▶ REQUEST
Every entry here needs to be repeated exactly.

▶ AVAILABLE RECORDS
## Begin

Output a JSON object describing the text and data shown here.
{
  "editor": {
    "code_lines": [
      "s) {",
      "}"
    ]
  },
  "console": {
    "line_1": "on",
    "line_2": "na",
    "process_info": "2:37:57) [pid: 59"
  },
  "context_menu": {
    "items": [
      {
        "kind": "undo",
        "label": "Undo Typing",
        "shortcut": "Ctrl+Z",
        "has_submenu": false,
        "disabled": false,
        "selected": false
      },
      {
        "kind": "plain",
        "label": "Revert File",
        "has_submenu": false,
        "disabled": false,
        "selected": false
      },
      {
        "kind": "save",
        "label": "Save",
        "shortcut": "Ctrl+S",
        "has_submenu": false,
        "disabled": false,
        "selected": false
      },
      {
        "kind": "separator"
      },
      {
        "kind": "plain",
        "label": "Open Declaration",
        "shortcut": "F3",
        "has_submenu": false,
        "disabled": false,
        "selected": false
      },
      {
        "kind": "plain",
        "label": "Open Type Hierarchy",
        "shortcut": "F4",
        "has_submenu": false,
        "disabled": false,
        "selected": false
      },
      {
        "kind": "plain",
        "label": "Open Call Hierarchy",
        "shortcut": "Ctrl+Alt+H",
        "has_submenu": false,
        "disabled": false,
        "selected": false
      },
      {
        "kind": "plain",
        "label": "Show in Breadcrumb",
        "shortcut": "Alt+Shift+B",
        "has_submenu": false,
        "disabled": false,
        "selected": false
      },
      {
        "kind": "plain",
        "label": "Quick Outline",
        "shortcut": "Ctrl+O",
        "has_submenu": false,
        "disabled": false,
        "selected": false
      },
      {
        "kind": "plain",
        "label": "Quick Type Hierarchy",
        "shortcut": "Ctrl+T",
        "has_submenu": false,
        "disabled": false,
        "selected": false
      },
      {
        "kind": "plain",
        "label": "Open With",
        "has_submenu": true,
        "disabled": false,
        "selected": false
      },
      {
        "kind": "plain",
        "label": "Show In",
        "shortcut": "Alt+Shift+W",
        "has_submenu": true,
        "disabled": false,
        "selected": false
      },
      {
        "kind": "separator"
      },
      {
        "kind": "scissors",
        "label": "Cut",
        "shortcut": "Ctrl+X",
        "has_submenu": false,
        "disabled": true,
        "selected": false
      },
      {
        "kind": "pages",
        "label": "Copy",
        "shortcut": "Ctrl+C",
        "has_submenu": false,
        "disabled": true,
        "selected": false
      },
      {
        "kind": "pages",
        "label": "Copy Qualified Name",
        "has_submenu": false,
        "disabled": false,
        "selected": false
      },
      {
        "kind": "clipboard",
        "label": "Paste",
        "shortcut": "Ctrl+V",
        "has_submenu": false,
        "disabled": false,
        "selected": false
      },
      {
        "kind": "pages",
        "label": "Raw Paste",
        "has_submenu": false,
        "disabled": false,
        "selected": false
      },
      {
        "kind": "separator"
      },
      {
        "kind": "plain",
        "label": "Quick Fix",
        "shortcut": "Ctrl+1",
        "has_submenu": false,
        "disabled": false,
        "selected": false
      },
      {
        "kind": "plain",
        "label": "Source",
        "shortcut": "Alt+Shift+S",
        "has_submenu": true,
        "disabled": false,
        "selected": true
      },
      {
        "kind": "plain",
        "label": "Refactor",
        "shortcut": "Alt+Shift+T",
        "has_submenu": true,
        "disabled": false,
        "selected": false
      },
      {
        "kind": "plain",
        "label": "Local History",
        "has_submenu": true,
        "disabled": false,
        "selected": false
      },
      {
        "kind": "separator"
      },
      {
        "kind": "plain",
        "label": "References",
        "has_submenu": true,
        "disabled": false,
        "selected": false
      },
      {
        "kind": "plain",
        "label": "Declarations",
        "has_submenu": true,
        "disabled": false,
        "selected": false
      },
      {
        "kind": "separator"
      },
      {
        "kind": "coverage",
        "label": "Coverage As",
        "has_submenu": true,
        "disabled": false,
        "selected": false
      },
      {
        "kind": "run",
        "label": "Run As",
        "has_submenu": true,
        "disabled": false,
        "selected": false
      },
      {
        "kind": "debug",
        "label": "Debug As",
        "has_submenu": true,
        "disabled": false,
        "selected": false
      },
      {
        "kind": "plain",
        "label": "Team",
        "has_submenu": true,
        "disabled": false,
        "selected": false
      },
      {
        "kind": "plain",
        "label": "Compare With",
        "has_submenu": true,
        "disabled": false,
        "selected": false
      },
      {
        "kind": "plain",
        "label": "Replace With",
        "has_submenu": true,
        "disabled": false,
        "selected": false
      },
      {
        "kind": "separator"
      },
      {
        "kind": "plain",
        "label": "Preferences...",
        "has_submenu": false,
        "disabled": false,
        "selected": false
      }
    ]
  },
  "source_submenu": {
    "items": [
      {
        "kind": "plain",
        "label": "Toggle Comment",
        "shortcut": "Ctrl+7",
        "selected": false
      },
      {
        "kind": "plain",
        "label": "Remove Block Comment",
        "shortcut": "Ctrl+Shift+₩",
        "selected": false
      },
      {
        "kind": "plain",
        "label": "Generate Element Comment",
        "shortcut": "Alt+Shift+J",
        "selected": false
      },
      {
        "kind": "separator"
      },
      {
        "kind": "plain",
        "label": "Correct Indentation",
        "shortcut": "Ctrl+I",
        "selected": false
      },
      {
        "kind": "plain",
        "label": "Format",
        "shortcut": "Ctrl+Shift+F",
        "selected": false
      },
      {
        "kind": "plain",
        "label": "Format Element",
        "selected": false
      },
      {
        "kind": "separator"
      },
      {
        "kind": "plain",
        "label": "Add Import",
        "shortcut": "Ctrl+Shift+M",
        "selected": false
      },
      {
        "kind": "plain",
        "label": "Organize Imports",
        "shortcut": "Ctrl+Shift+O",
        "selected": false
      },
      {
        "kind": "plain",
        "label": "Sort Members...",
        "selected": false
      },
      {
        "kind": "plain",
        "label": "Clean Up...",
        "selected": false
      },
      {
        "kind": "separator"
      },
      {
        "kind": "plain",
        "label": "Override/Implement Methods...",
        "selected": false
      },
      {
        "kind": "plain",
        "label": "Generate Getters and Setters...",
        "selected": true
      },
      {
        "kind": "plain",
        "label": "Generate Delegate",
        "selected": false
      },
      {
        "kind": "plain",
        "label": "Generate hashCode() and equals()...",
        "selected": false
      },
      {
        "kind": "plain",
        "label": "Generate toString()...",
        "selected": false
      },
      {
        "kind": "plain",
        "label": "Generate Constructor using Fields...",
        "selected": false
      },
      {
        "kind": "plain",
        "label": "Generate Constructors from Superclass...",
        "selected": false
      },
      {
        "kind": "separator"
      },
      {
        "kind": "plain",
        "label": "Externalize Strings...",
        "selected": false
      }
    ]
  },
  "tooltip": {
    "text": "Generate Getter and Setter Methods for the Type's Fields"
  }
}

## End

▶ FINAL RESULT
Output a JSON object describing the text and data shown here.
{
  "editor": {
    "code_lines": [
      "s) {",
      "}"
    ]
  },
  "console": {
    "line_1": "on",
    "line_2": "na",
    "process_info": "2:37:57) [pid: 59"
  },
  "context_menu": {
    "items": [
      {
        "kind": "undo",
        "label": "Undo Typing",
        "shortcut": "Ctrl+Z",
        "has_submenu": false,
        "disabled": false,
        "selected": false
      },
      {
        "kind": "plain",
        "label": "Revert File",
        "has_submenu": false,
        "disabled": false,
        "selected": false
      },
      {
        "kind": "save",
        "label": "Save",
        "shortcut": "Ctrl+S",
        "has_submenu": false,
        "disabled": false,
        "selected": false
      },
      {
        "kind": "separator"
      },
      {
        "kind": "plain",
        "label": "Open Declaration",
        "shortcut": "F3",
        "has_submenu": false,
        "disabled": false,
        "selected": false
      },
      {
        "kind": "plain",
        "label": "Open Type Hierarchy",
        "shortcut": "F4",
        "has_submenu": false,
        "disabled": false,
        "selected": false
      },
      {
        "kind": "plain",
        "label": "Open Call Hierarchy",
        "shortcut": "Ctrl+Alt+H",
        "has_submenu": false,
        "disabled": false,
        "selected": false
      },
      {
        "kind": "plain",
        "label": "Show in Breadcrumb",
        "shortcut": "Alt+Shift+B",
        "has_submenu": false,
        "disabled": false,
        "selected": false
      },
      {
        "kind": "plain",
        "label": "Quick Outline",
        "shortcut": "Ctrl+O",
        "has_submenu": false,
        "disabled": false,
        "selected": false
      },
      {
        "kind": "plain",
        "label": "Quick Type Hierarchy",
        "shortcut": "Ctrl+T",
        "has_submenu": false,
        "disabled": false,
        "selected": false
      },
      {
        "kind": "plain",
        "label": "Open With",
        "has_submenu": true,
        "disabled": false,
        "selected": false
      },
      {
        "kind": "plain",
        "label": "Show In",
        "shortcut": "Alt+Shift+W",
        "has_submenu": true,
        "disabled": false,
        "selected": false
      },
      {
        "kind": "separator"
      },
      {
        "kind": "scissors",
        "label": "Cut",
        "shortcut": "Ctrl+X",
        "has_submenu": false,
        "disabled": true,
        "selected": false
      },
      {
        "kind": "pages",
        "label": "Copy",
        "shortcut": "Ctrl+C",
        "has_submenu": false,
        "disabled": true,
        "selected": false
      },
      {
        "kind": "pages",
        "label": "Copy Qualified Name",
        "has_submenu": false,
        "disabled": false,
        "selected": false
      },
      {
        "kind": "clipboard",
        "label": "Paste",
        "shortcut": "Ctrl+V",
        "has_submenu": false,
        "disabled": false,
        "selected": false
      },
      {
        "kind": "pages",
        "label": "Raw Paste",
        "has_submenu": false,
        "disabled": false,
        "selected": false
      },
      {
        "kind": "separator"
      },
      {
        "kind": "plain",
        "label": "Quick Fix",
        "shortcut": "Ctrl+1",
        "has_submenu": false,
        "disabled": false,
        "selected": false
      },
      {
        "kind": "plain",
        "label": "Source",
        "shortcut": "Alt+Shift+S",
        "has_submenu": true,
        "disabled": false,
        "selected": true
      },
      {
        "kind": "plain",
        "label": "Refactor",
        "shortcut": "Alt+Shift+T",
        "has_submenu": true,
        "disabled": false,
        "selected": false
      },
      {
        "kind": "plain",
        "label": "Local History",
        "has_submenu": true,
        "disabled": false,
        "selected": false
      },
      {
        "kind": "separator"
      },
      {
        "kind": "plain",
        "label": "References",
        "has_submenu": true,
        "disabled": false,
        "selected": false
      },
      {
        "kind": "plain",
        "label": "Declarations",
        "has_submenu": true,
        "disabled": false,
        "selected": false
      },
      {
        "kind": "separator"
      },
      {
        "kind": "coverage",
        "label": "Coverage As",
        "has_submenu": true,
        "disabled": false,
        "selected": false
      },
      {
        "kind": "run",
        "label": "Run As",
        "has_submenu": true,
        "disabled": false,
        "selected": false
      },
      {
        "kind": "debug",
        "label": "Debug As",
        "has_submenu": true,
        "disabled": false,
        "selected": false
      },
      {
        "kind": "plain",
        "label": "Team",
        "has_submenu": true,
        "disabled": false,
        "selected": false
      },
      {
        "kind": "plain",
        "label": "Compare With",
        "has_submenu": true,
        "disabled": false,
        "selected": false
      },
      {
        "kind": "plain",
        "label": "Replace With",
        "has_submenu": true,
        "disabled": false,
        "selected": false
      },
      {
        "kind": "separator"
      },
      {
        "kind": "plain",
        "label": "Preferences...",
        "has_submenu": false,
        "disabled": false,
        "selected": false
      }
    ]
  },
  "source_submenu": {
    "items": [
      {
        "kind": "plain",
        "label": "Toggle Comment",
        "shortcut": "Ctrl+7",
        "selected": false
      },
      {
        "kind": "plain",
        "label": "Remove Block Comment",
        "shortcut": "Ctrl+Shift+₩",
        "selected": false
      },
      {
        "kind": "plain",
        "label": "Generate Element Comment",
        "shortcut": "Alt+Shift+J",
        "selected": false
      },
      {
        "kind": "separator"
      },
      {
        "kind": "plain",
        "label": "Correct Indentation",
        "shortcut": "Ctrl+I",
        "selected": false
      },
      {
        "kind": "plain",
        "label": "Format",
        "shortcut": "Ctrl+Shift+F",
        "selected": false
      },
      {
        "kind": "plain",
        "label": "Format Element",
        "selected": false
      },
      {
        "kind": "separator"
      },
      {
        "kind": "plain",
        "label": "Add Import",
        "shortcut": "Ctrl+Shift+M",
        "selected": false
      },
      {
        "kind": "plain",
        "label": "Organize Imports",
        "shortcut": "Ctrl+Shift+O",
        "selected": false
      },
      {
        "kind": "plain",
        "label": "Sort Members...",
        "selected": false
      },
      {
        "kind": "plain",
        "label": "Clean Up...",
        "selected": false
      },
      {
        "kind": "separator"
      },
      {
        "kind": "plain",
        "label": "Override/Implement Methods...",
        "selected": false
      },
      {
        "kind": "plain",
        "label": "Generate Getters and Setters...",
        "selected": true
      },
      {
        "kind": "plain",
        "label": "Generate Delegate",
        "selected": false
      },
      {
        "kind": "plain",
        "label": "Generate hashCode() and equals()...",
        "selected": false
      },
      {
        "kind": "plain",
        "label": "Generate toString()...",
        "selected": false
      },
      {
        "kind": "plain",
        "label": "Generate Constructor using Fields...",
        "selected": false
      },
      {
        "kind": "plain",
        "label": "Generate Constructors from Superclass...",
        "selected": false
      },
      {
        "kind": "separator"
      },
      {
        "kind": "plain",
        "label": "Externalize Strings...",
        "selected": false
      }
    ]
  },
  "tooltip": {
    "text": "Generate Getter and Setter Methods for the Type's Fields"
  }
}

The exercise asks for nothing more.